• [GOAL] Transcribe each of the records below exactly, excluding all pictures.

######

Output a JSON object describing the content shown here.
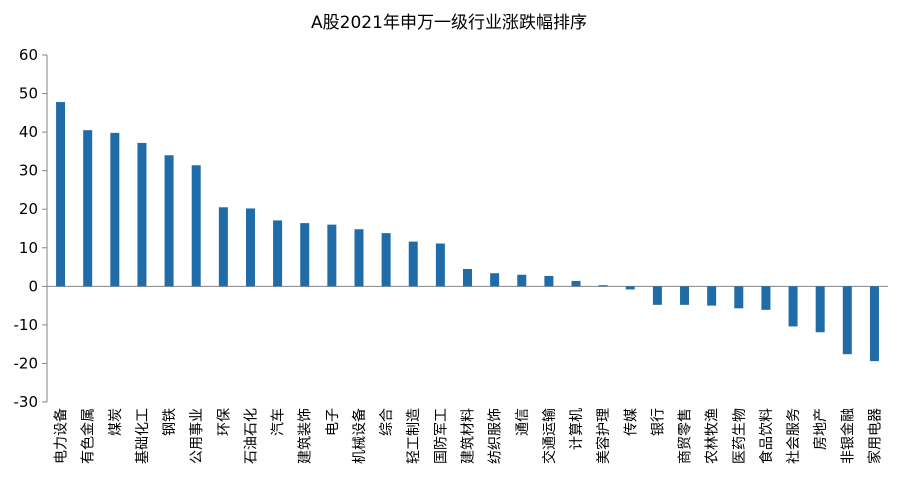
{
  "chart_data": {
    "type": "bar",
    "title": "A股2021年申万一级行业涨跌幅排序",
    "xlabel": "",
    "ylabel": "",
    "ylim": [
      -30,
      60
    ],
    "yticks": [
      60,
      50,
      40,
      30,
      20,
      10,
      0,
      -10,
      -20,
      -30
    ],
    "grid": false,
    "legend": "none",
    "bar_color": "#1F6CA8",
    "categories": [
      "电力设备",
      "有色金属",
      "煤炭",
      "基础化工",
      "钢铁",
      "公用事业",
      "环保",
      "石油石化",
      "汽车",
      "建筑装饰",
      "电子",
      "机械设备",
      "综合",
      "轻工制造",
      "国防军工",
      "建筑材料",
      "纺织服饰",
      "通信",
      "交通运输",
      "计算机",
      "美容护理",
      "传媒",
      "银行",
      "商贸零售",
      "农林牧渔",
      "医药生物",
      "食品饮料",
      "社会服务",
      "房地产",
      "非银金融",
      "家用电器"
    ],
    "values": [
      47.8,
      40.5,
      39.8,
      37.2,
      34.0,
      31.4,
      20.5,
      20.2,
      17.1,
      16.4,
      16.0,
      14.8,
      13.8,
      11.6,
      11.1,
      4.5,
      3.4,
      3.0,
      2.7,
      1.4,
      0.3,
      -0.8,
      -4.8,
      -4.8,
      -5.0,
      -5.7,
      -6.1,
      -10.4,
      -11.9,
      -17.6,
      -19.4
    ]
  }
}
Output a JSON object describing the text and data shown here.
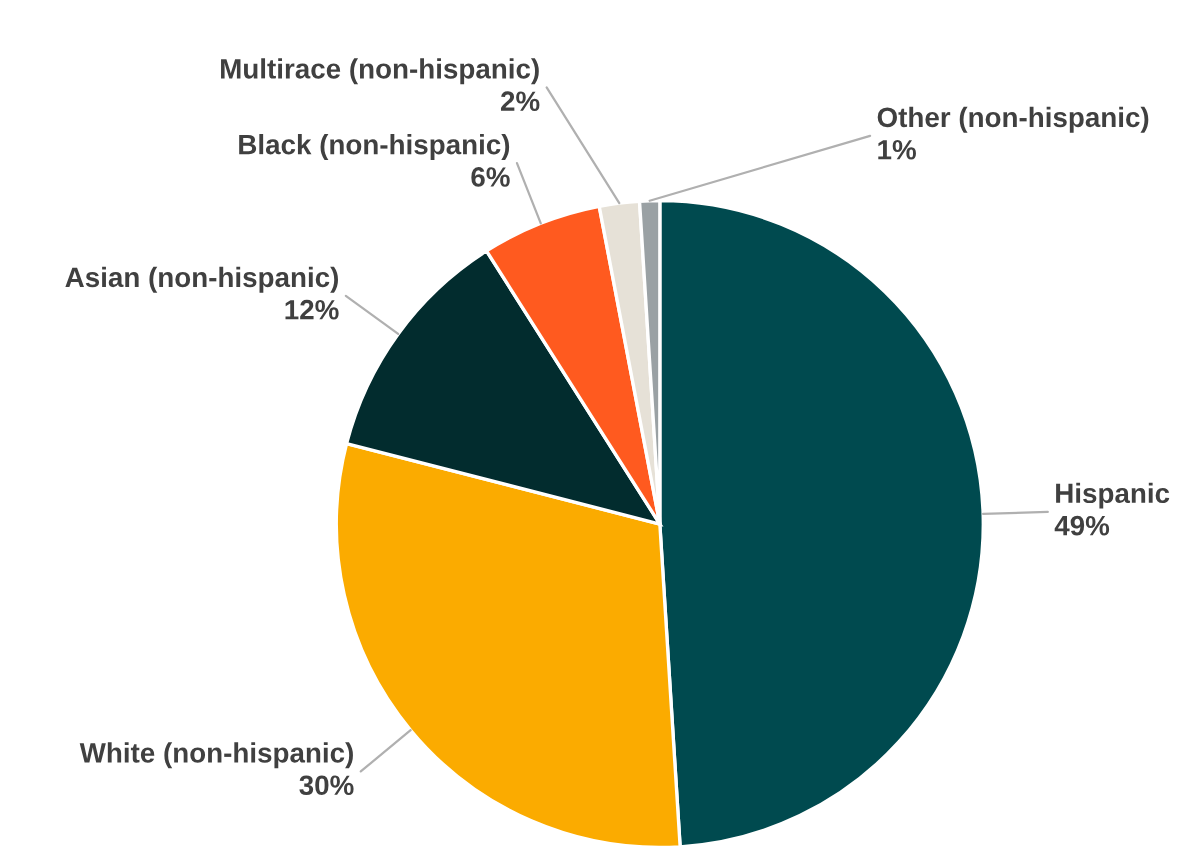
{
  "chart_data": {
    "type": "pie",
    "value_labels": [
      "49%",
      "30%",
      "12%",
      "6%",
      "2%",
      "1%"
    ],
    "categories": [
      "Hispanic",
      "White (non-hispanic)",
      "Asian (non-hispanic)",
      "Black (non-hispanic)",
      "Multirace (non-hispanic)",
      "Other (non-hispanic)"
    ],
    "values": [
      49,
      30,
      12,
      6,
      2,
      1
    ],
    "colors": [
      "#004a4f",
      "#fbab00",
      "#022c2e",
      "#ff5a1f",
      "#e6e1d7",
      "#9aa1a4"
    ]
  }
}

######

• [WRITTEN ANSWER]
Output a JSON object describing the content shown here.
{
  "chart_data": {
    "type": "bar",
    "title": "A股2021年申万一级行业涨跌幅排序",
    "xlabel": "",
    "ylabel": "",
    "ylim": [
      -30,
      60
    ],
    "yticks": [
      60,
      50,
      40,
      30,
      20,
      10,
      0,
      -10,
      -20,
      -30
    ],
    "grid": false,
    "legend": "none",
    "bar_color": "#1F6CA8",
    "categories": [
      "电力设备",
      "有色金属",
      "煤炭",
      "基础化工",
      "钢铁",
      "公用事业",
      "环保",
      "石油石化",
      "汽车",
      "建筑装饰",
      "电子",
      "机械设备",
      "综合",
      "轻工制造",
      "国防军工",
      "建筑材料",
      "纺织服饰",
      "通信",
      "交通运输",
      "计算机",
      "美容护理",
      "传媒",
      "银行",
      "商贸零售",
      "农林牧渔",
      "医药生物",
      "食品饮料",
      "社会服务",
      "房地产",
      "非银金融",
      "家用电器"
    ],
    "values": [
      47.8,
      40.5,
      39.8,
      37.2,
      34.0,
      31.4,
      20.5,
      20.2,
      17.1,
      16.4,
      16.0,
      14.8,
      13.8,
      11.6,
      11.1,
      4.5,
      3.4,
      3.0,
      2.7,
      1.4,
      0.3,
      -0.8,
      -4.8,
      -4.8,
      -5.0,
      -5.7,
      -6.1,
      -10.4,
      -11.9,
      -17.6,
      -19.4
    ]
  }
}
Output a JSON object describing the text and data shown here.
{
  "chart_data": {
    "type": "pie",
    "value_labels": [
      "49%",
      "30%",
      "12%",
      "6%",
      "2%",
      "1%"
    ],
    "categories": [
      "Hispanic",
      "White (non-hispanic)",
      "Asian (non-hispanic)",
      "Black (non-hispanic)",
      "Multirace (non-hispanic)",
      "Other (non-hispanic)"
    ],
    "values": [
      49,
      30,
      12,
      6,
      2,
      1
    ],
    "colors": [
      "#004a4f",
      "#fbab00",
      "#022c2e",
      "#ff5a1f",
      "#e6e1d7",
      "#9aa1a4"
    ]
  }
}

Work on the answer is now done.